Without skipping anything, write out each record below exactly.

Start SUPPLIED INFORMATION

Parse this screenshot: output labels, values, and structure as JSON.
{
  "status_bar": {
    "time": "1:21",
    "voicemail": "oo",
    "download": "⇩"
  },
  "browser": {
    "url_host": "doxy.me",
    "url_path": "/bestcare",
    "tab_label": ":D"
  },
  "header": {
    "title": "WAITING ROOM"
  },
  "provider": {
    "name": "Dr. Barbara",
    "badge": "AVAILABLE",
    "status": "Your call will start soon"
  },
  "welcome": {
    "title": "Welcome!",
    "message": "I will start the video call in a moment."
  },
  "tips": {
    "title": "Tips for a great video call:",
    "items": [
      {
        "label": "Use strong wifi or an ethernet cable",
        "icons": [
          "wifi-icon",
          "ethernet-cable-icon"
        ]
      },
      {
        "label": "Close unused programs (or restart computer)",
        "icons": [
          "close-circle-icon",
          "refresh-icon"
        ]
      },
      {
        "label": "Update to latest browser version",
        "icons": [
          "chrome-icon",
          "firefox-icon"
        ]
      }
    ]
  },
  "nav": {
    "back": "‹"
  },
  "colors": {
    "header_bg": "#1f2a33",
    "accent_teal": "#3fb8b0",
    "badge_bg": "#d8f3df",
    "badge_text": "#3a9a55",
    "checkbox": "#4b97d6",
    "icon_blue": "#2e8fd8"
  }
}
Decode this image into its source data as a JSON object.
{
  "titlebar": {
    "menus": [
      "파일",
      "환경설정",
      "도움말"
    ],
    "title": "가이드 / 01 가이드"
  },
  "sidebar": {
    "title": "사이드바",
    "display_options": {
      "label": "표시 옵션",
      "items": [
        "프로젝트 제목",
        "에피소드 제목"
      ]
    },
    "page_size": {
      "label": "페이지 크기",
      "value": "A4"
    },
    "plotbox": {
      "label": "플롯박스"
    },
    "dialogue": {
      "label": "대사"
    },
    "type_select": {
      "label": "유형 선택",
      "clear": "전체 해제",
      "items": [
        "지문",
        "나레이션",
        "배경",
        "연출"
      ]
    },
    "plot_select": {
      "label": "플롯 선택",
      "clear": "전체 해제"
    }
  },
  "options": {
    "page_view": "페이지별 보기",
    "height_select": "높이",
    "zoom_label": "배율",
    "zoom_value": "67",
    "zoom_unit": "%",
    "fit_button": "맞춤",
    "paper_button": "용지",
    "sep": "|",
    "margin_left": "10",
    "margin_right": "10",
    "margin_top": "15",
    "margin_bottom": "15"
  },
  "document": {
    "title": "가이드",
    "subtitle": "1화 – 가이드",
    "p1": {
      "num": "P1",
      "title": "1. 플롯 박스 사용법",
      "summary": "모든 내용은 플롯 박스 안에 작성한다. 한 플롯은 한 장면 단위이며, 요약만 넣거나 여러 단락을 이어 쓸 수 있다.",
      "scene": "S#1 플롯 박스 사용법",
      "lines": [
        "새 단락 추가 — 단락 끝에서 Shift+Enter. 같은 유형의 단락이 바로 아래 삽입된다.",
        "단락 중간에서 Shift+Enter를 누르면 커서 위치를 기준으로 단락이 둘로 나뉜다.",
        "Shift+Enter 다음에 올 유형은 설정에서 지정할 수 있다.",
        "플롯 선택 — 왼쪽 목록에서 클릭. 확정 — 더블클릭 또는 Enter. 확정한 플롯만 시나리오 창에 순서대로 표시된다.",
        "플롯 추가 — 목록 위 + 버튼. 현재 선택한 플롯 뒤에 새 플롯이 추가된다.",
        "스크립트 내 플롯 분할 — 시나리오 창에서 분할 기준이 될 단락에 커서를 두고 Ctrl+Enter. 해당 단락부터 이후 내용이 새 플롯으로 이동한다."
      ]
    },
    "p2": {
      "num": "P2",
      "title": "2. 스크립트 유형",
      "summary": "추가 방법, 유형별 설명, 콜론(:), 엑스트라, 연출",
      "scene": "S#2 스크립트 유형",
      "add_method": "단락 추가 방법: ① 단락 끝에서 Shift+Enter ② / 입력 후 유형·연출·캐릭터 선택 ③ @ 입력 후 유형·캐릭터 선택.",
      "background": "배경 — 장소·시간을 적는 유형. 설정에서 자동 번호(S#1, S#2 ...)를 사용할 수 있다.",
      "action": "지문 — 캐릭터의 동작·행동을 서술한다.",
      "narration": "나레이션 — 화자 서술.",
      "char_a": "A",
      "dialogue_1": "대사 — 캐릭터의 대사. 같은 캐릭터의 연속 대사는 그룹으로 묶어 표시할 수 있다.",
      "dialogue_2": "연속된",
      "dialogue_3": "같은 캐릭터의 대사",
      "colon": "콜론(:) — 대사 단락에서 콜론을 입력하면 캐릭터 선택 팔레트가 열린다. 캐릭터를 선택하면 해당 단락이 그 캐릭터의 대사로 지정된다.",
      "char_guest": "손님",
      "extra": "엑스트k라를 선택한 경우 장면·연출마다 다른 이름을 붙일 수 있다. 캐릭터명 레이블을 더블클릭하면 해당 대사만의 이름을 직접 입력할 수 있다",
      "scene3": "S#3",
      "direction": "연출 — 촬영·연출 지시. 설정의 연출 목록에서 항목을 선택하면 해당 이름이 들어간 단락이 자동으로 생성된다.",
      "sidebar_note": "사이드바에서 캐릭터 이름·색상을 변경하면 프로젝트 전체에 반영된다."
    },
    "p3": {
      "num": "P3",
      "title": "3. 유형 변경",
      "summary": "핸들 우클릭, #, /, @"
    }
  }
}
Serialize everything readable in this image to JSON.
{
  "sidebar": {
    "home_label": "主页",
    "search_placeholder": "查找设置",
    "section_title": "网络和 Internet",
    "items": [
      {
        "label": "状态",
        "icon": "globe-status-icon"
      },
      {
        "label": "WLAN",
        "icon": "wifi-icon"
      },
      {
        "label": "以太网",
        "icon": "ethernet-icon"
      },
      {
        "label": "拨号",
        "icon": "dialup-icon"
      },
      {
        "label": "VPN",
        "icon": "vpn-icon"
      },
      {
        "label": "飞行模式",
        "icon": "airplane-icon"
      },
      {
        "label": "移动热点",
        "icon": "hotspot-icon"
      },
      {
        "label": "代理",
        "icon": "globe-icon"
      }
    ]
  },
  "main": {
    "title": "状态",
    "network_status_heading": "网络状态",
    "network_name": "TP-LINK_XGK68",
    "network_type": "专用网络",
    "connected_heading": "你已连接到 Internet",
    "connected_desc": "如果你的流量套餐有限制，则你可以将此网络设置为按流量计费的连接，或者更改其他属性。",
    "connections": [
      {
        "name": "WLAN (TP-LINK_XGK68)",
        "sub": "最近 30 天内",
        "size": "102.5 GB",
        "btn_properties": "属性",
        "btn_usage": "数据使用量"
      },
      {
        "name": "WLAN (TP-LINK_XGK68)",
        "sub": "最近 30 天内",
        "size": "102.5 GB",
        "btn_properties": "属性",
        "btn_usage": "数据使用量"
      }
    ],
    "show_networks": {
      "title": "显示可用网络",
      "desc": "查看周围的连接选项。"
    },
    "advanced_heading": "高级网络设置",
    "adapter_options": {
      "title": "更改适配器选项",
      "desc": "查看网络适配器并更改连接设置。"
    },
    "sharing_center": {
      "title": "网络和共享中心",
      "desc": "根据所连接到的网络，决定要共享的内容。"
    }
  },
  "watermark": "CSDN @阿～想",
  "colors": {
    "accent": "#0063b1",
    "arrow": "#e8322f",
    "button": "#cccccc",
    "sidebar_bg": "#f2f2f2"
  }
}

End SUPPLIED INFORMATION

▸ SOLVED EXERCISE:
Parse this screenshot: output labels, values, and structure as JSON.
{
  "status_bar": {
    "time": "1:21",
    "voicemail": "oo",
    "download": "⇩"
  },
  "browser": {
    "url_host": "doxy.me",
    "url_path": "/bestcare",
    "tab_label": ":D"
  },
  "header": {
    "title": "WAITING ROOM"
  },
  "provider": {
    "name": "Dr. Barbara",
    "badge": "AVAILABLE",
    "status": "Your call will start soon"
  },
  "welcome": {
    "title": "Welcome!",
    "message": "I will start the video call in a moment."
  },
  "tips": {
    "title": "Tips for a great video call:",
    "items": [
      {
        "label": "Use strong wifi or an ethernet cable",
        "icons": [
          "wifi-icon",
          "ethernet-cable-icon"
        ]
      },
      {
        "label": "Close unused programs (or restart computer)",
        "icons": [
          "close-circle-icon",
          "refresh-icon"
        ]
      },
      {
        "label": "Update to latest browser version",
        "icons": [
          "chrome-icon",
          "firefox-icon"
        ]
      }
    ]
  },
  "nav": {
    "back": "‹"
  },
  "colors": {
    "header_bg": "#1f2a33",
    "accent_teal": "#3fb8b0",
    "badge_bg": "#d8f3df",
    "badge_text": "#3a9a55",
    "checkbox": "#4b97d6",
    "icon_blue": "#2e8fd8"
  }
}
Decode this image into its source data as a JSON object.
{
  "titlebar": {
    "menus": [
      "파일",
      "환경설정",
      "도움말"
    ],
    "title": "가이드 / 01 가이드"
  },
  "sidebar": {
    "title": "사이드바",
    "display_options": {
      "label": "표시 옵션",
      "items": [
        "프로젝트 제목",
        "에피소드 제목"
      ]
    },
    "page_size": {
      "label": "페이지 크기",
      "value": "A4"
    },
    "plotbox": {
      "label": "플롯박스"
    },
    "dialogue": {
      "label": "대사"
    },
    "type_select": {
      "label": "유형 선택",
      "clear": "전체 해제",
      "items": [
        "지문",
        "나레이션",
        "배경",
        "연출"
      ]
    },
    "plot_select": {
      "label": "플롯 선택",
      "clear": "전체 해제"
    }
  },
  "options": {
    "page_view": "페이지별 보기",
    "height_select": "높이",
    "zoom_label": "배율",
    "zoom_value": "67",
    "zoom_unit": "%",
    "fit_button": "맞춤",
    "paper_button": "용지",
    "sep": "|",
    "margin_left": "10",
    "margin_right": "10",
    "margin_top": "15",
    "margin_bottom": "15"
  },
  "document": {
    "title": "가이드",
    "subtitle": "1화 – 가이드",
    "p1": {
      "num": "P1",
      "title": "1. 플롯 박스 사용법",
      "summary": "모든 내용은 플롯 박스 안에 작성한다. 한 플롯은 한 장면 단위이며, 요약만 넣거나 여러 단락을 이어 쓸 수 있다.",
      "scene": "S#1 플롯 박스 사용법",
      "lines": [
        "새 단락 추가 — 단락 끝에서 Shift+Enter. 같은 유형의 단락이 바로 아래 삽입된다.",
        "단락 중간에서 Shift+Enter를 누르면 커서 위치를 기준으로 단락이 둘로 나뉜다.",
        "Shift+Enter 다음에 올 유형은 설정에서 지정할 수 있다.",
        "플롯 선택 — 왼쪽 목록에서 클릭. 확정 — 더블클릭 또는 Enter. 확정한 플롯만 시나리오 창에 순서대로 표시된다.",
        "플롯 추가 — 목록 위 + 버튼. 현재 선택한 플롯 뒤에 새 플롯이 추가된다.",
        "스크립트 내 플롯 분할 — 시나리오 창에서 분할 기준이 될 단락에 커서를 두고 Ctrl+Enter. 해당 단락부터 이후 내용이 새 플롯으로 이동한다."
      ]
    },
    "p2": {
      "num": "P2",
      "title": "2. 스크립트 유형",
      "summary": "추가 방법, 유형별 설명, 콜론(:), 엑스트라, 연출",
      "scene": "S#2 스크립트 유형",
      "add_method": "단락 추가 방법: ① 단락 끝에서 Shift+Enter ② / 입력 후 유형·연출·캐릭터 선택 ③ @ 입력 후 유형·캐릭터 선택.",
      "background": "배경 — 장소·시간을 적는 유형. 설정에서 자동 번호(S#1, S#2 ...)를 사용할 수 있다.",
      "action": "지문 — 캐릭터의 동작·행동을 서술한다.",
      "narration": "나레이션 — 화자 서술.",
      "char_a": "A",
      "dialogue_1": "대사 — 캐릭터의 대사. 같은 캐릭터의 연속 대사는 그룹으로 묶어 표시할 수 있다.",
      "dialogue_2": "연속된",
      "dialogue_3": "같은 캐릭터의 대사",
      "colon": "콜론(:) — 대사 단락에서 콜론을 입력하면 캐릭터 선택 팔레트가 열린다. 캐릭터를 선택하면 해당 단락이 그 캐릭터의 대사로 지정된다.",
      "char_guest": "손님",
      "extra": "엑스트k라를 선택한 경우 장면·연출마다 다른 이름을 붙일 수 있다. 캐릭터명 레이블을 더블클릭하면 해당 대사만의 이름을 직접 입력할 수 있다",
      "scene3": "S#3",
      "direction": "연출 — 촬영·연출 지시. 설정의 연출 목록에서 항목을 선택하면 해당 이름이 들어간 단락이 자동으로 생성된다.",
      "sidebar_note": "사이드바에서 캐릭터 이름·색상을 변경하면 프로젝트 전체에 반영된다."
    },
    "p3": {
      "num": "P3",
      "title": "3. 유형 변경",
      "summary": "핸들 우클릭, #, /, @"
    }
  }
}
Serialize everything readable in this image to JSON.
{
  "sidebar": {
    "home_label": "主页",
    "search_placeholder": "查找设置",
    "section_title": "网络和 Internet",
    "items": [
      {
        "label": "状态",
        "icon": "globe-status-icon"
      },
      {
        "label": "WLAN",
        "icon": "wifi-icon"
      },
      {
        "label": "以太网",
        "icon": "ethernet-icon"
      },
      {
        "label": "拨号",
        "icon": "dialup-icon"
      },
      {
        "label": "VPN",
        "icon": "vpn-icon"
      },
      {
        "label": "飞行模式",
        "icon": "airplane-icon"
      },
      {
        "label": "移动热点",
        "icon": "hotspot-icon"
      },
      {
        "label": "代理",
        "icon": "globe-icon"
      }
    ]
  },
  "main": {
    "title": "状态",
    "network_status_heading": "网络状态",
    "network_name": "TP-LINK_XGK68",
    "network_type": "专用网络",
    "connected_heading": "你已连接到 Internet",
    "connected_desc": "如果你的流量套餐有限制，则你可以将此网络设置为按流量计费的连接，或者更改其他属性。",
    "connections": [
      {
        "name": "WLAN (TP-LINK_XGK68)",
        "sub": "最近 30 天内",
        "size": "102.5 GB",
        "btn_properties": "属性",
        "btn_usage": "数据使用量"
      },
      {
        "name": "WLAN (TP-LINK_XGK68)",
        "sub": "最近 30 天内",
        "size": "102.5 GB",
        "btn_properties": "属性",
        "btn_usage": "数据使用量"
      }
    ],
    "show_networks": {
      "title": "显示可用网络",
      "desc": "查看周围的连接选项。"
    },
    "advanced_heading": "高级网络设置",
    "adapter_options": {
      "title": "更改适配器选项",
      "desc": "查看网络适配器并更改连接设置。"
    },
    "sharing_center": {
      "title": "网络和共享中心",
      "desc": "根据所连接到的网络，决定要共享的内容。"
    }
  },
  "watermark": "CSDN @阿～想",
  "colors": {
    "accent": "#0063b1",
    "arrow": "#e8322f",
    "button": "#cccccc",
    "sidebar_bg": "#f2f2f2"
  }
}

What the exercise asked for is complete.